## Required task:
Could you write out the records below exactly as they appear, leaving out any pictures?

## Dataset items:

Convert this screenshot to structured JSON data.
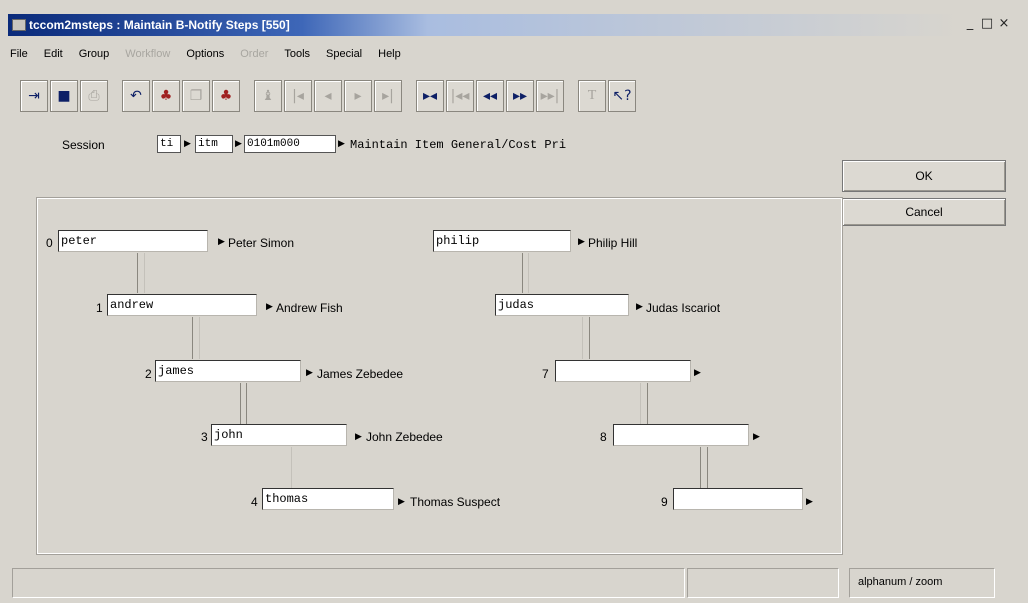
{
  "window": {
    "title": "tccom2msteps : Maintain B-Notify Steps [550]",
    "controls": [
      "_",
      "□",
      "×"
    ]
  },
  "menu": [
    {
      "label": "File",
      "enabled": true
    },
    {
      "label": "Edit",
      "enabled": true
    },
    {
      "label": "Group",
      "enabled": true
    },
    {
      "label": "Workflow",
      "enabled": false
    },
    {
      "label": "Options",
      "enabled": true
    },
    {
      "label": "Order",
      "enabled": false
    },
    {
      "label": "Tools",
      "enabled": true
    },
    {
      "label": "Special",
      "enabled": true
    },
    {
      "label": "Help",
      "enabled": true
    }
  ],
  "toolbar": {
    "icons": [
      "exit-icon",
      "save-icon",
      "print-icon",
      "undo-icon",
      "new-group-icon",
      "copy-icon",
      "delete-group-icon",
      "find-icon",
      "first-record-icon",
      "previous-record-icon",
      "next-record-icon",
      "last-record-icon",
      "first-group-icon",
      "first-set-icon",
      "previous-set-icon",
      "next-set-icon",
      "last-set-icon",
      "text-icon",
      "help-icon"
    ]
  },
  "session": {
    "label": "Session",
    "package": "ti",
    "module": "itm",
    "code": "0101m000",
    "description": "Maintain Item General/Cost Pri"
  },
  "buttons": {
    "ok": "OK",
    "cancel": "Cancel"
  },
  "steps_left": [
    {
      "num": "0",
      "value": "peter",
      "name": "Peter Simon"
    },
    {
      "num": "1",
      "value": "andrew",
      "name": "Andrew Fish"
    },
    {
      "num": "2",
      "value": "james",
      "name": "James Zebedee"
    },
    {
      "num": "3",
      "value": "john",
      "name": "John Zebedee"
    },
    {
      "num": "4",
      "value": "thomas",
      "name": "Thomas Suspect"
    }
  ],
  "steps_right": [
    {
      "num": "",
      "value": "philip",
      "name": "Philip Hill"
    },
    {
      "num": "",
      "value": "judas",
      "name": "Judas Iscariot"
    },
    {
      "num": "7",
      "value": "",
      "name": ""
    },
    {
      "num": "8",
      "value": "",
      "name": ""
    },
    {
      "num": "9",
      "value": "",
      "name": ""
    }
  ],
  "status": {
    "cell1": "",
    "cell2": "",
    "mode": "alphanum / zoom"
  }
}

## Solution to this exercise:
Convert this screenshot to structured JSON data.
{
  "window": {
    "title": "tccom2msteps : Maintain B-Notify Steps [550]",
    "controls": [
      "_",
      "□",
      "×"
    ]
  },
  "menu": [
    {
      "label": "File",
      "enabled": true
    },
    {
      "label": "Edit",
      "enabled": true
    },
    {
      "label": "Group",
      "enabled": true
    },
    {
      "label": "Workflow",
      "enabled": false
    },
    {
      "label": "Options",
      "enabled": true
    },
    {
      "label": "Order",
      "enabled": false
    },
    {
      "label": "Tools",
      "enabled": true
    },
    {
      "label": "Special",
      "enabled": true
    },
    {
      "label": "Help",
      "enabled": true
    }
  ],
  "toolbar": {
    "icons": [
      "exit-icon",
      "save-icon",
      "print-icon",
      "undo-icon",
      "new-group-icon",
      "copy-icon",
      "delete-group-icon",
      "find-icon",
      "first-record-icon",
      "previous-record-icon",
      "next-record-icon",
      "last-record-icon",
      "first-group-icon",
      "first-set-icon",
      "previous-set-icon",
      "next-set-icon",
      "last-set-icon",
      "text-icon",
      "help-icon"
    ]
  },
  "session": {
    "label": "Session",
    "package": "ti",
    "module": "itm",
    "code": "0101m000",
    "description": "Maintain Item General/Cost Pri"
  },
  "buttons": {
    "ok": "OK",
    "cancel": "Cancel"
  },
  "steps_left": [
    {
      "num": "0",
      "value": "peter",
      "name": "Peter Simon"
    },
    {
      "num": "1",
      "value": "andrew",
      "name": "Andrew Fish"
    },
    {
      "num": "2",
      "value": "james",
      "name": "James Zebedee"
    },
    {
      "num": "3",
      "value": "john",
      "name": "John Zebedee"
    },
    {
      "num": "4",
      "value": "thomas",
      "name": "Thomas Suspect"
    }
  ],
  "steps_right": [
    {
      "num": "",
      "value": "philip",
      "name": "Philip Hill"
    },
    {
      "num": "",
      "value": "judas",
      "name": "Judas Iscariot"
    },
    {
      "num": "7",
      "value": "",
      "name": ""
    },
    {
      "num": "8",
      "value": "",
      "name": ""
    },
    {
      "num": "9",
      "value": "",
      "name": ""
    }
  ],
  "status": {
    "cell1": "",
    "cell2": "",
    "mode": "alphanum / zoom"
  }
}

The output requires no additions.